▸ **WHAT NEEDS TO BE DONE**
Return the count of lines that mention "Illinois", with no other words.

▸ **DATA EXTRACT**
• • • • •

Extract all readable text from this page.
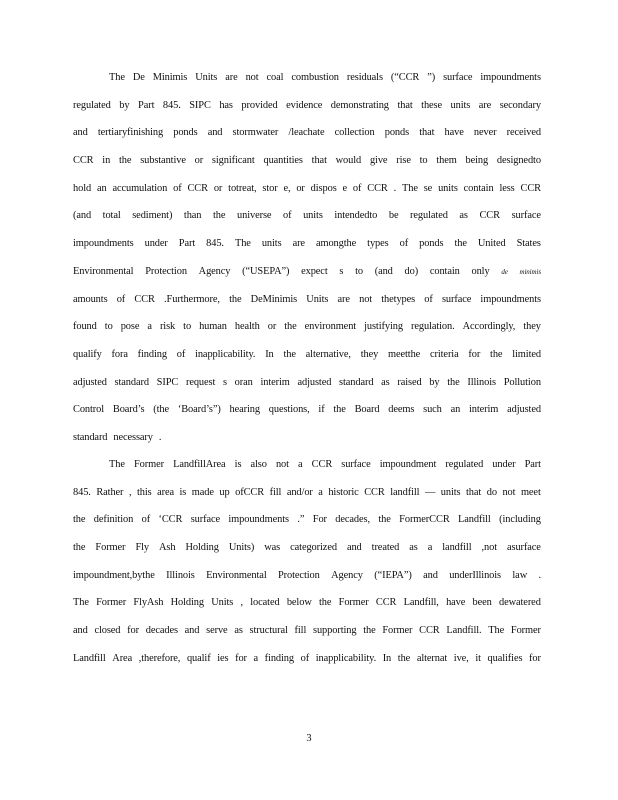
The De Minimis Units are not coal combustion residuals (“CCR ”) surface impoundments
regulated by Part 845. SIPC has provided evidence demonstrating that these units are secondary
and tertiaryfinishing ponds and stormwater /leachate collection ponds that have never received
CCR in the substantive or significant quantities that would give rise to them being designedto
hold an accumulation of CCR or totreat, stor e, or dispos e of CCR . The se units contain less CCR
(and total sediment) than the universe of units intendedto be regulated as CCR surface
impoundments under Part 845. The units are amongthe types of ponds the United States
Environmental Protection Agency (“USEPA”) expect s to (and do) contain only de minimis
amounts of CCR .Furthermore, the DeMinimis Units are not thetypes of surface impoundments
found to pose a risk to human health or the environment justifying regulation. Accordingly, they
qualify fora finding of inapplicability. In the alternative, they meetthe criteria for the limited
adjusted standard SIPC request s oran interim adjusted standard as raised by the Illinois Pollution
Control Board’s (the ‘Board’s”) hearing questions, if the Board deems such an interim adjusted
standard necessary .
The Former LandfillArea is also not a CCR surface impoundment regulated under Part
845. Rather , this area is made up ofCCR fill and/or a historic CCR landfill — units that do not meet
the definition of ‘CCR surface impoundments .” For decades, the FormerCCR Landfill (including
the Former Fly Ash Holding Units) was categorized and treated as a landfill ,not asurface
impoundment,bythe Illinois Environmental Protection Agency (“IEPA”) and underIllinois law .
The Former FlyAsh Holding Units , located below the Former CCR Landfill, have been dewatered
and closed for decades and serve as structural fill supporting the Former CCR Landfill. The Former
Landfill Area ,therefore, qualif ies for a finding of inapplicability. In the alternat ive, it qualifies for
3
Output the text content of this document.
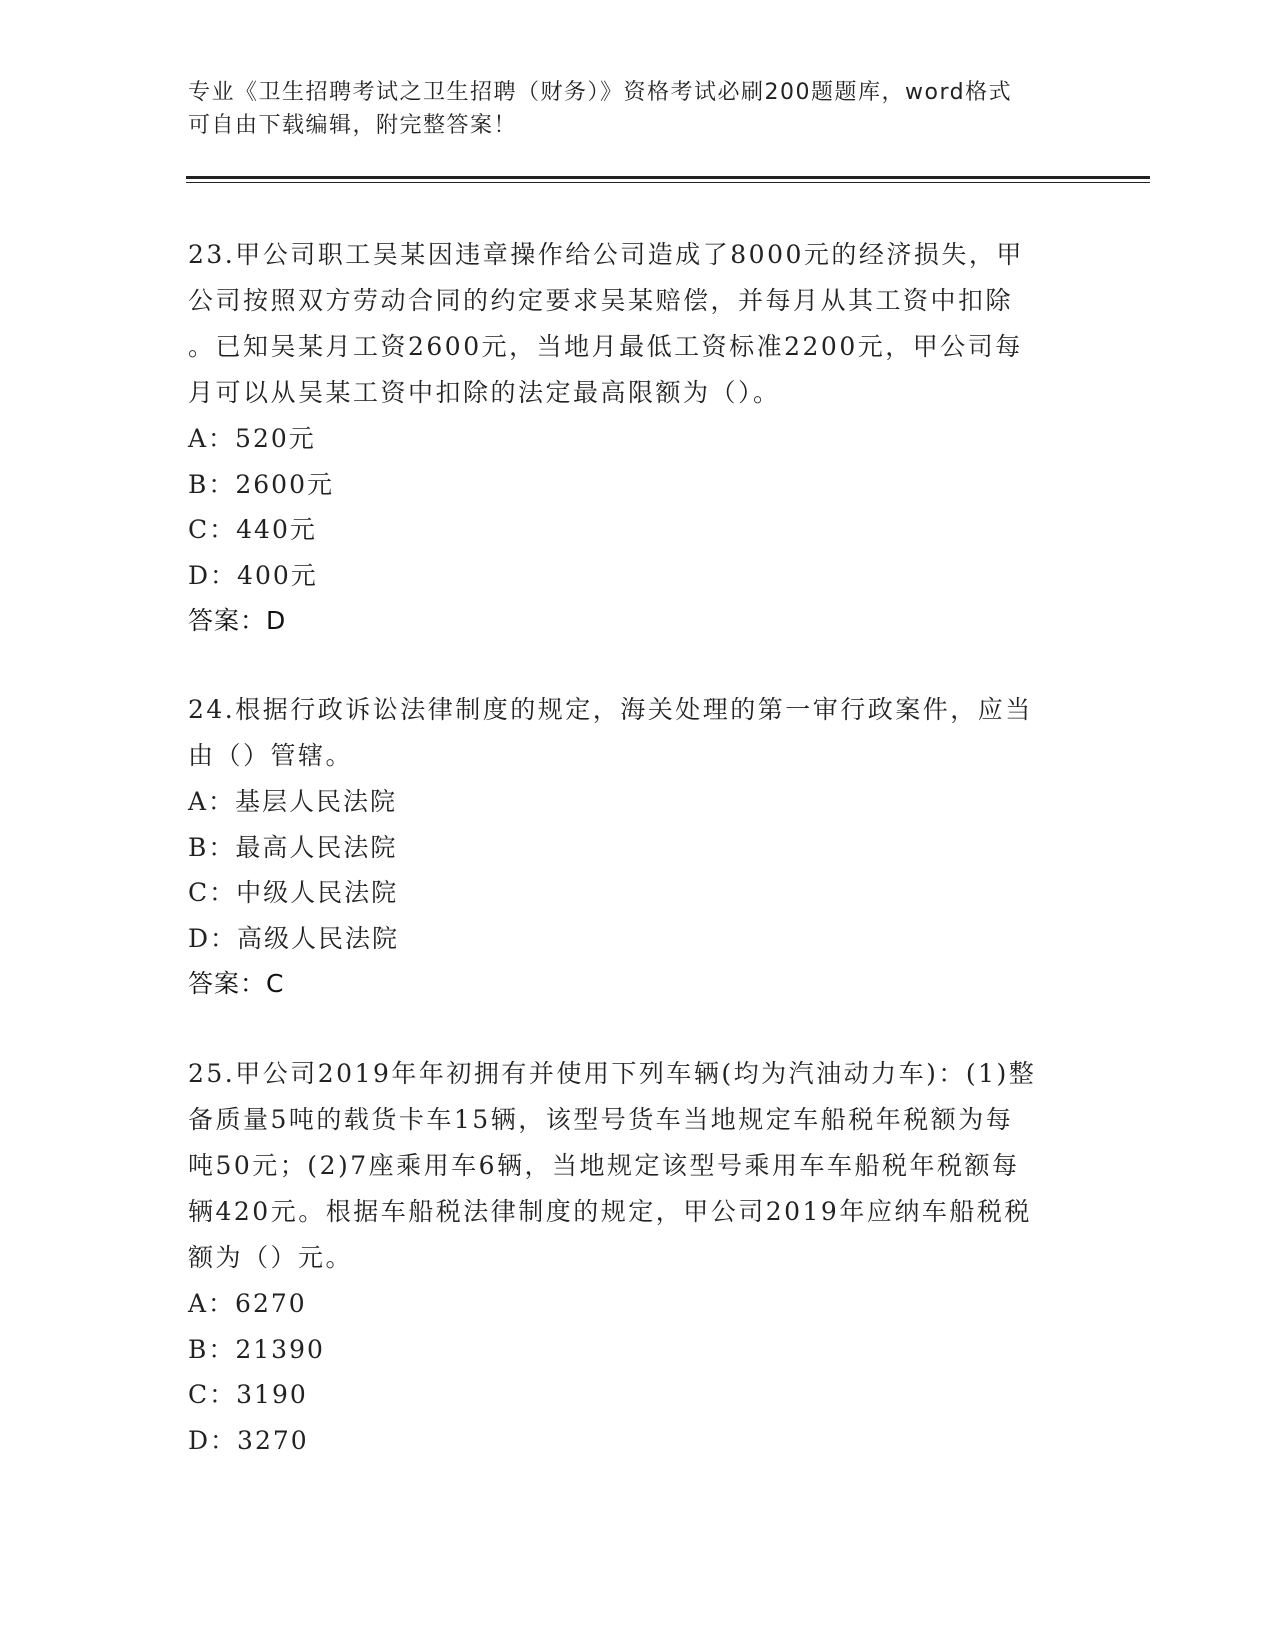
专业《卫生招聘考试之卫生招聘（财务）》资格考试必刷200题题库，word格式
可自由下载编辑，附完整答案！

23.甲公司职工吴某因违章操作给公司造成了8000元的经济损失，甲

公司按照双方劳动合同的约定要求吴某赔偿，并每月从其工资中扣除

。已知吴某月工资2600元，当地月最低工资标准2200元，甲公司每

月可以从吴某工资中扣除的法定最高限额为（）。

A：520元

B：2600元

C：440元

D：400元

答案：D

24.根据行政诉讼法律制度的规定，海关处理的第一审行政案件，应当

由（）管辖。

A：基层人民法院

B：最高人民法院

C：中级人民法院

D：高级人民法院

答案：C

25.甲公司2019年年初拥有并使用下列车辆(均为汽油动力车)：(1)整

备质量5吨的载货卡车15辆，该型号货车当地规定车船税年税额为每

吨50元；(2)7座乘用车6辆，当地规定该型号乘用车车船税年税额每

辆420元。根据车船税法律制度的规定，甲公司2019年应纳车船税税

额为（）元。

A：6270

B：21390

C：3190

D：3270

• • • • •

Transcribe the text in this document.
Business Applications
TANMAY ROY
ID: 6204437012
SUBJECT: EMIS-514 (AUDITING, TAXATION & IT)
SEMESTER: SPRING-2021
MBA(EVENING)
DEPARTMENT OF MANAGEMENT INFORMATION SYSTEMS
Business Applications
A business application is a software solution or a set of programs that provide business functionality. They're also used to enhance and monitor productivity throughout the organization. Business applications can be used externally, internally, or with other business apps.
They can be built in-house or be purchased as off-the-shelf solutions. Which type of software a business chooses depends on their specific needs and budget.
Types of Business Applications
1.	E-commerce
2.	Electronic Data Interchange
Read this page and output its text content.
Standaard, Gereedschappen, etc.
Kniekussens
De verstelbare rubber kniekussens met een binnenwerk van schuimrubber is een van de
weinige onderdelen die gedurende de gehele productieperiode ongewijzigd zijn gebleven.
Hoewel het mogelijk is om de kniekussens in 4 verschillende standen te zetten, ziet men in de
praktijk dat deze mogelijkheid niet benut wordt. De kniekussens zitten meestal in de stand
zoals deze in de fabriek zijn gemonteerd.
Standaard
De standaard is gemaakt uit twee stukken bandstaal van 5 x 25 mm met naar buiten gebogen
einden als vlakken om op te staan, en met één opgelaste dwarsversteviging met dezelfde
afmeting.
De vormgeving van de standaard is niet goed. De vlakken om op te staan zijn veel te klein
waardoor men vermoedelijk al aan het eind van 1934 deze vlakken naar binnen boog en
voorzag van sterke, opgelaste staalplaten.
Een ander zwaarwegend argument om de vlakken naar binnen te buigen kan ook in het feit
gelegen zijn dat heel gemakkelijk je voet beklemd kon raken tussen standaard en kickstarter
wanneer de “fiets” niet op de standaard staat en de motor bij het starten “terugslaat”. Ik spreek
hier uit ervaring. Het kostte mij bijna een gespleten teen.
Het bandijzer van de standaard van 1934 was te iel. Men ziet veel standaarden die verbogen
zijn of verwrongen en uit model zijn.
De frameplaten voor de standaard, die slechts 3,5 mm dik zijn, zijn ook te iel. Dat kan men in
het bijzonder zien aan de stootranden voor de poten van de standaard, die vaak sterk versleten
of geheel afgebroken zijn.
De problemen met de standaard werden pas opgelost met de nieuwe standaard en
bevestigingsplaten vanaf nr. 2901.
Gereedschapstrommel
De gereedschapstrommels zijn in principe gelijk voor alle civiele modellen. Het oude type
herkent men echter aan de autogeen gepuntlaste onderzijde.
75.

• • • • •

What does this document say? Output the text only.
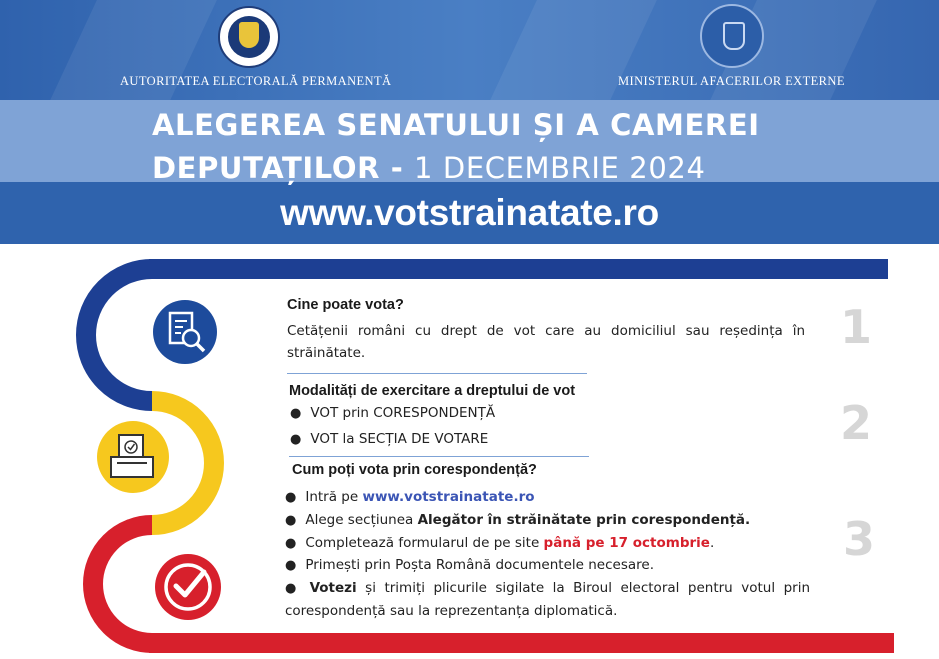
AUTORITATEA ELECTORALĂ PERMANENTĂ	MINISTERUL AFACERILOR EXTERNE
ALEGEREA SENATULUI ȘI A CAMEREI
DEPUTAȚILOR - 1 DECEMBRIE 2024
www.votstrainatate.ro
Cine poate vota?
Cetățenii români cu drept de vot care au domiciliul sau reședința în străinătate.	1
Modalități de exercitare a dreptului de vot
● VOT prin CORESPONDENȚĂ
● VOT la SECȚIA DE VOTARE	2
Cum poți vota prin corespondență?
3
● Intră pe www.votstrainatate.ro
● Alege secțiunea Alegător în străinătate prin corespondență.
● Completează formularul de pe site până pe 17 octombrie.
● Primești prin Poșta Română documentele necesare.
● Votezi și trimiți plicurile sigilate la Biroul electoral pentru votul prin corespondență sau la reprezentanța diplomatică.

• • • • •

▸ **ANSWER IN FULL**
2